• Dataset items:
[start]
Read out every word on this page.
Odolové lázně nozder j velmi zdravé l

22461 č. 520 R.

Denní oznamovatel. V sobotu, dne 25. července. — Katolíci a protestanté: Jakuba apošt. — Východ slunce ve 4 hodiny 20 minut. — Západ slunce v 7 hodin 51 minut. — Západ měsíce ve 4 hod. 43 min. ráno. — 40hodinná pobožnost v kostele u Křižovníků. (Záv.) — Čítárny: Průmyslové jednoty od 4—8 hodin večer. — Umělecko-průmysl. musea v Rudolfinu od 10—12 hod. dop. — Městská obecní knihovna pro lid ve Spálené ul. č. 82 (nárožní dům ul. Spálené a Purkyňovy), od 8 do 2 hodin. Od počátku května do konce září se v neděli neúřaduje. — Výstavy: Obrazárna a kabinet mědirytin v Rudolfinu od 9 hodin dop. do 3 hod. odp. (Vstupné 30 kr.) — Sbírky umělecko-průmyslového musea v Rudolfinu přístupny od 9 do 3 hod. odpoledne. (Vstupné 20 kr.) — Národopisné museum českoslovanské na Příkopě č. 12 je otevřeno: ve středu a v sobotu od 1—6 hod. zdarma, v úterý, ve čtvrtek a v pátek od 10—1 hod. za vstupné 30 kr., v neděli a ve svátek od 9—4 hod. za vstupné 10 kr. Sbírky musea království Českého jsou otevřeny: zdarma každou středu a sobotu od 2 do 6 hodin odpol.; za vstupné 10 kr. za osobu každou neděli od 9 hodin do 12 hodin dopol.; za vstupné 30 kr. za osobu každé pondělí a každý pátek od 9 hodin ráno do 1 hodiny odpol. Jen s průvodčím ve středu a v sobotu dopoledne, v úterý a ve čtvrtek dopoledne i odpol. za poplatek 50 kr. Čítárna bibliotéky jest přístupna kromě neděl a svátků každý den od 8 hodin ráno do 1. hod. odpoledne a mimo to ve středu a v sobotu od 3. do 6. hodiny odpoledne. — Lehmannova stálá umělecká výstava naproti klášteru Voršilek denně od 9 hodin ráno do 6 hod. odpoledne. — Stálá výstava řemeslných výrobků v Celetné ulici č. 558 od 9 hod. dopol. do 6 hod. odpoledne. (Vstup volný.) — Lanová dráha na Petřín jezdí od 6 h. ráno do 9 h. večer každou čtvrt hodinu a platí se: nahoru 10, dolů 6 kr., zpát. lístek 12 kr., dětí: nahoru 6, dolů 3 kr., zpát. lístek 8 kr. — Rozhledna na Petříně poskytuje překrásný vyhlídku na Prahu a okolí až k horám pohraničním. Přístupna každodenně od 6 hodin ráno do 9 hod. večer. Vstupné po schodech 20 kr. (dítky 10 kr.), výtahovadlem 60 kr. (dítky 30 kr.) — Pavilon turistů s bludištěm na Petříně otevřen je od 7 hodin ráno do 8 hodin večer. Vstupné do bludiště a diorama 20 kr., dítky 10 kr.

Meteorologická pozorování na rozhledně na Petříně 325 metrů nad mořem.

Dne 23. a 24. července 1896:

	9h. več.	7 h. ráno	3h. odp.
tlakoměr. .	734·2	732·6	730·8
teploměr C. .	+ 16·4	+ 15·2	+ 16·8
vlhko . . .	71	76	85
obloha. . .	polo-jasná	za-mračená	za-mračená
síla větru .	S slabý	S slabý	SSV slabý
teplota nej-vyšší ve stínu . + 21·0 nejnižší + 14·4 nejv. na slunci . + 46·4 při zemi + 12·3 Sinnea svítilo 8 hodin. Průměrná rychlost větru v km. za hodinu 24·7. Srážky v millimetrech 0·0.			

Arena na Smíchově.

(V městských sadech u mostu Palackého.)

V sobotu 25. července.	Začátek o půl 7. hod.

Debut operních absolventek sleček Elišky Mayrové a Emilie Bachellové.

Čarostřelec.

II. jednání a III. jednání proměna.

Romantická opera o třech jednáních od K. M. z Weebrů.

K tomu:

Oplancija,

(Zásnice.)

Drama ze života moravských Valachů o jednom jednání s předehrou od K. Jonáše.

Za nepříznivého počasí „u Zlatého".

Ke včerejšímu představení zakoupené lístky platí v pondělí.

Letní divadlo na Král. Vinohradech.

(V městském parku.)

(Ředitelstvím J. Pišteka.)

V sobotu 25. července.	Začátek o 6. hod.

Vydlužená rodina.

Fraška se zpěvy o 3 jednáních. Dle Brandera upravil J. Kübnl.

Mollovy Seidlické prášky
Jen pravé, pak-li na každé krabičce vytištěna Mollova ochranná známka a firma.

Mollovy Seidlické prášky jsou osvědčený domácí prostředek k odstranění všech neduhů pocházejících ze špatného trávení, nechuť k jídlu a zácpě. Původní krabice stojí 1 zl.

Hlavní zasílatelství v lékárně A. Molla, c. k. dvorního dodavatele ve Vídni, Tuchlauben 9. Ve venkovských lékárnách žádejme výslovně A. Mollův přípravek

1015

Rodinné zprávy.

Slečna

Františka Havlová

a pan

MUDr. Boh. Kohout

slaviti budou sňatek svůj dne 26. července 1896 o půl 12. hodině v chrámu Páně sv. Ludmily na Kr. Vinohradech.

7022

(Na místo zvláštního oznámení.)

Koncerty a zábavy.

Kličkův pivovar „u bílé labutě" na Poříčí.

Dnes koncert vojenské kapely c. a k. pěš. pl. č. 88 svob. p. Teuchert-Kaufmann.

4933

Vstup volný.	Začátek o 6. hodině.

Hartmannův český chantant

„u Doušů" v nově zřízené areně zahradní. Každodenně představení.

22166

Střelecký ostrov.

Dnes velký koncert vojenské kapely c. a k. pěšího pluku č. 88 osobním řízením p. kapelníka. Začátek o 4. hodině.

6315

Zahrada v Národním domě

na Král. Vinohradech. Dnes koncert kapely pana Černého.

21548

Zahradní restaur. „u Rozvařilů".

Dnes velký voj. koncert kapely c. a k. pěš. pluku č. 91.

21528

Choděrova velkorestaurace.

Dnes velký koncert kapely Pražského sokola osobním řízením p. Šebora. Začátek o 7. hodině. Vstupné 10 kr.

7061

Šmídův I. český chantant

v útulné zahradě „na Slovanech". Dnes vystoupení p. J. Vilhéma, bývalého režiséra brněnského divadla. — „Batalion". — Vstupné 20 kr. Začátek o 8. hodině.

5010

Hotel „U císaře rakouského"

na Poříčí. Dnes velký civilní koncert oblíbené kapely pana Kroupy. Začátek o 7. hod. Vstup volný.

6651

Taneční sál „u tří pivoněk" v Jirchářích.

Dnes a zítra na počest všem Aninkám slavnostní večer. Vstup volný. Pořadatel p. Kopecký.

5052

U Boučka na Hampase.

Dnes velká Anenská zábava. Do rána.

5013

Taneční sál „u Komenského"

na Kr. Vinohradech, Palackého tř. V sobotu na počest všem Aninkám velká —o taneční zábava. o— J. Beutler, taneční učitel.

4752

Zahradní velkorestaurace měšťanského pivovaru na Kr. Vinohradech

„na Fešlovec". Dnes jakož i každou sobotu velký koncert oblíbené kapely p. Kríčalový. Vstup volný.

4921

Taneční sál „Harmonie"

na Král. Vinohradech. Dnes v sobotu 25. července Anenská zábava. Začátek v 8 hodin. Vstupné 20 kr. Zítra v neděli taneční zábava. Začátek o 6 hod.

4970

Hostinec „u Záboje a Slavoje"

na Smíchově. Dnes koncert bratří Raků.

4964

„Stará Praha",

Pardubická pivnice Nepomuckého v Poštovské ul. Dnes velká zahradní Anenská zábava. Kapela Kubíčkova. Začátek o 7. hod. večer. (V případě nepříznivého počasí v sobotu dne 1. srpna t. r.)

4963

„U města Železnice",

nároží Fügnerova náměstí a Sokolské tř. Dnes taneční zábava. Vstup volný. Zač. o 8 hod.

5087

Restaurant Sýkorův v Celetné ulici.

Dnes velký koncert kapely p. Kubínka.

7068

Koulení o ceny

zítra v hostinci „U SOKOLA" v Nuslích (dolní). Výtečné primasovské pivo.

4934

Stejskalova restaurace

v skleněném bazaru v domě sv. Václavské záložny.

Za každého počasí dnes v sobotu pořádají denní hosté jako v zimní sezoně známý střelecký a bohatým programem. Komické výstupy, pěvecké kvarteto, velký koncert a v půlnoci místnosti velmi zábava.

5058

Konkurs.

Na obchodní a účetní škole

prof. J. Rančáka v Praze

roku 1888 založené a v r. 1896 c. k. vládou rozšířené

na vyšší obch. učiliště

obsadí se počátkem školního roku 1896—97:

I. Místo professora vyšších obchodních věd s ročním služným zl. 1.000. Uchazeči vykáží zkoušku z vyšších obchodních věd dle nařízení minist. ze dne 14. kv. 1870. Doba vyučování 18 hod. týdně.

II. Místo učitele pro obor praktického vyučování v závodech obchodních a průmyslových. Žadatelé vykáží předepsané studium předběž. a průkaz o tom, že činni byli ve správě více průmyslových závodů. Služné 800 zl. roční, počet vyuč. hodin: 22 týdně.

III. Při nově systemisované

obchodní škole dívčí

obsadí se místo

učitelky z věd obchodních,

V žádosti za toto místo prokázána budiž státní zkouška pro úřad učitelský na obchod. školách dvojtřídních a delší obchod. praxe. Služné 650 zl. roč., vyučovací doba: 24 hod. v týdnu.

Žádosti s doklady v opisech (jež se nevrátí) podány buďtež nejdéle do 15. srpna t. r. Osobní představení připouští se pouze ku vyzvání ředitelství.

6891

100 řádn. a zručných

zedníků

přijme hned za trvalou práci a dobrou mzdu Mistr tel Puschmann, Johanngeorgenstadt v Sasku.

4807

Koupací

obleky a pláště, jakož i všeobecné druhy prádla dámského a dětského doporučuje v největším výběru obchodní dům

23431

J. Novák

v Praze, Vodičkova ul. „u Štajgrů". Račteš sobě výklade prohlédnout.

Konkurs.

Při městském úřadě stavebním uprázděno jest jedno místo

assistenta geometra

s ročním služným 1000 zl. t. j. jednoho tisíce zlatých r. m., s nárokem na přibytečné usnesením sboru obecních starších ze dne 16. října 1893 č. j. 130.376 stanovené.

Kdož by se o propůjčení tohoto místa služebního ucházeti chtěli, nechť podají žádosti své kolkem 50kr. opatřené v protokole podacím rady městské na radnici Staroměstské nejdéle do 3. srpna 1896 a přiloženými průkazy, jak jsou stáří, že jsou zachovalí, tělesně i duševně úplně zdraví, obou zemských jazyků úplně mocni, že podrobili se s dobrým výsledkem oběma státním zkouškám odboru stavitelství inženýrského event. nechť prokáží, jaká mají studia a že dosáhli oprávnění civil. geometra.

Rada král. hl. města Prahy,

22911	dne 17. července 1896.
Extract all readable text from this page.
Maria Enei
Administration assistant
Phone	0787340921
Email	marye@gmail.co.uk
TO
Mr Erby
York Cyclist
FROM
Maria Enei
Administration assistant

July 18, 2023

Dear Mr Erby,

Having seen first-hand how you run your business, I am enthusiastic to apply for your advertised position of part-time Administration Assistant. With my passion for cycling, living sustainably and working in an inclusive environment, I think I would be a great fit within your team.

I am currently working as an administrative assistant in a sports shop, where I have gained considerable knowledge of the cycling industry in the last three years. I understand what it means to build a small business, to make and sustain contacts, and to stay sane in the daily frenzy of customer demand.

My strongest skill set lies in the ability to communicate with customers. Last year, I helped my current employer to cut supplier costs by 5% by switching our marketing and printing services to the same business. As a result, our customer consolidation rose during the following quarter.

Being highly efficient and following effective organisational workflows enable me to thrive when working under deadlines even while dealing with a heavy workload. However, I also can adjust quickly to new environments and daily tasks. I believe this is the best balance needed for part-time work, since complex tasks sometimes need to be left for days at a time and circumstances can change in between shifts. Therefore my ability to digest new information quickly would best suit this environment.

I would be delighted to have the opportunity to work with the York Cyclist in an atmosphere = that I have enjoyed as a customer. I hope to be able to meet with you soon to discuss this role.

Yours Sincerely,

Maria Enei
[end]
• Your instructions:
Select all lines in the listing above where the word "osobním" appears, and show them.

• Correct answer:
Dnes velký koncert vojenské kapely c. a k. pěšího pluku č. 88 osobním řízením p. kapelníka. Začátek o 4. hodině.
Dnes velký koncert kapely Pražského sokola osobním řízením p. Šebora. Začátek o 7. hodině. Vstupné 10 kr.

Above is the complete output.